Postgres doesn’t have a built-in pivot table feature, but they are relatively easy to construct.
Let’s say you have a table of users, and a table of events, and want to make a pivot table that shows how often each event occurred.
create table users (name varchar);
insert into users ('gary');
insert into users ('melissa');
insert into users ('ella');
insert into users ('chloe');
create table events (user_name varchar, event varchar);
insert
into events (user_name, event)
values ('gary', 'event_1');
insert
into events (user_name, event)
values ('gary', 'event_1');
insert
into events (user_name, event)
values ('gary', 'event_2');
insert
into events (user_name, event)
values ('melissa', 'event_2');
insert
into events (user_name, event)
values ('ella', 'event_1');
The pivot table output should look like this:
user event_1 event 2 gary 2 1 melissa 0 2 ella 1 0 ziti 0 0
You can get counts easily enough, but the “0” records will drop out, which is a bit of a pain:
select
user_name,
event,
count(*) event_count
from events
group by 1, 2
What we really want is a list of all combinations of users and events, combined with their counts. Normally you don’t do things like this, but this can be obtained with a cartesian join.

— Stored data —
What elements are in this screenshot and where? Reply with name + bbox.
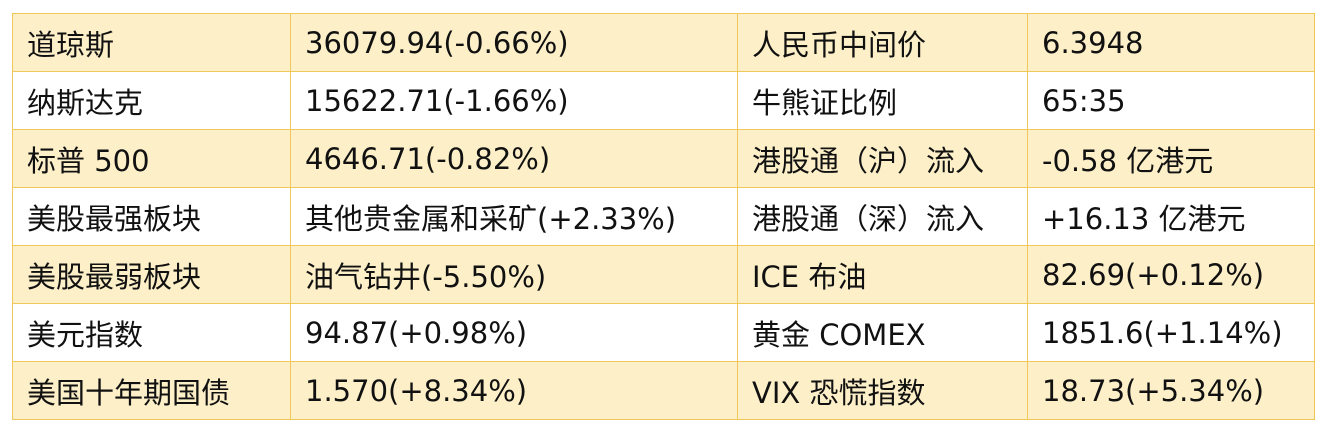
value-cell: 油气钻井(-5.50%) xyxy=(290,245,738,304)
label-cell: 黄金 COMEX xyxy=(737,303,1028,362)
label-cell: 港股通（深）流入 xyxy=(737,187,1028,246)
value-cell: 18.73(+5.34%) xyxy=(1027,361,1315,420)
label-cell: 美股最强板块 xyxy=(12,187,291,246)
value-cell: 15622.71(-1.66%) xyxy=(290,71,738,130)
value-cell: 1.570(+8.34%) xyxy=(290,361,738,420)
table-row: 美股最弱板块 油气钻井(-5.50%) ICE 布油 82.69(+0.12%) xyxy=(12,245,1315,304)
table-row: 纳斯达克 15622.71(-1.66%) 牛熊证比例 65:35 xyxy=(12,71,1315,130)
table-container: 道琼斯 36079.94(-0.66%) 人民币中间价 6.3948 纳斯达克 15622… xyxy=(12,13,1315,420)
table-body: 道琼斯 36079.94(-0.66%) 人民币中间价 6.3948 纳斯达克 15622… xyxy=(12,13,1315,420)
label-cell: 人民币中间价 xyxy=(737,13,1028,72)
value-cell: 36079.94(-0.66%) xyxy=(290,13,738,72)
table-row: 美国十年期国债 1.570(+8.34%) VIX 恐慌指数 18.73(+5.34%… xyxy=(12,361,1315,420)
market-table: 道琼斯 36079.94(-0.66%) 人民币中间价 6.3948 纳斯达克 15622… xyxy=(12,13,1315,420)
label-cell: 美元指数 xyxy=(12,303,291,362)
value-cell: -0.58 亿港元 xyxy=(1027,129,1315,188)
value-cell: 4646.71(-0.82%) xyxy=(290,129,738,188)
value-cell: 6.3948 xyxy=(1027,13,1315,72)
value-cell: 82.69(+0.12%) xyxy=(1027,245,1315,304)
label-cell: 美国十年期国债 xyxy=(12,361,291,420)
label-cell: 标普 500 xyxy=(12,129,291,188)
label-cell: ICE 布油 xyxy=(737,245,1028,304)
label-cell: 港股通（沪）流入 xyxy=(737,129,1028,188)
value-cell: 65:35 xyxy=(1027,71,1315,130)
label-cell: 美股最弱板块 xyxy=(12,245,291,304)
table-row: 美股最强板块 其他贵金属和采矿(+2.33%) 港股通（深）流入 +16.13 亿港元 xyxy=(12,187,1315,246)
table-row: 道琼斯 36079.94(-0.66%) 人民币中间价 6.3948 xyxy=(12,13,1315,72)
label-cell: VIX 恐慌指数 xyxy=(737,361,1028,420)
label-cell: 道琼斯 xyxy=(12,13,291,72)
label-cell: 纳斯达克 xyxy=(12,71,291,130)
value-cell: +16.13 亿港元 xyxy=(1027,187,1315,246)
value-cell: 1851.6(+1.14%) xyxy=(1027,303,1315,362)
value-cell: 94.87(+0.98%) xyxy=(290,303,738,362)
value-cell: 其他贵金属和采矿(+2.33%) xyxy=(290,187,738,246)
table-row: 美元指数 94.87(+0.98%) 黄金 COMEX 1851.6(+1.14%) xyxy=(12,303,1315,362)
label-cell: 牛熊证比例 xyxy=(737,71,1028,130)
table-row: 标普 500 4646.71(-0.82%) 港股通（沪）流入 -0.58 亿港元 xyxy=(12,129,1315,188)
...
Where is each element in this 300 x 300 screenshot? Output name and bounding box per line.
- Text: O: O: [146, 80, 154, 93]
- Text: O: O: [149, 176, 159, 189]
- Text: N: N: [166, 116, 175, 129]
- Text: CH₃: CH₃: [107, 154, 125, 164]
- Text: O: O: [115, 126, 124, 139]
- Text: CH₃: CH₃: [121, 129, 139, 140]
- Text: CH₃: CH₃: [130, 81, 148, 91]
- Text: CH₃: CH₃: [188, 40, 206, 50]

— List of tasks —
#1 In the Postgres pivot table passage, why does it turn to a cartesian join instead of the plain count query? Answer in one to three sentences.
#2 Please list every name that the Postgres pivot table passage inserts into the users table.

— Answers by task —
#1 The plain count query drops the "0" records, so combinations with no events disappear from the output. A cartesian join supplies a list of all combinations of users and events, which can then be combined with their counts.

#2 gary, melissa, ella, chloe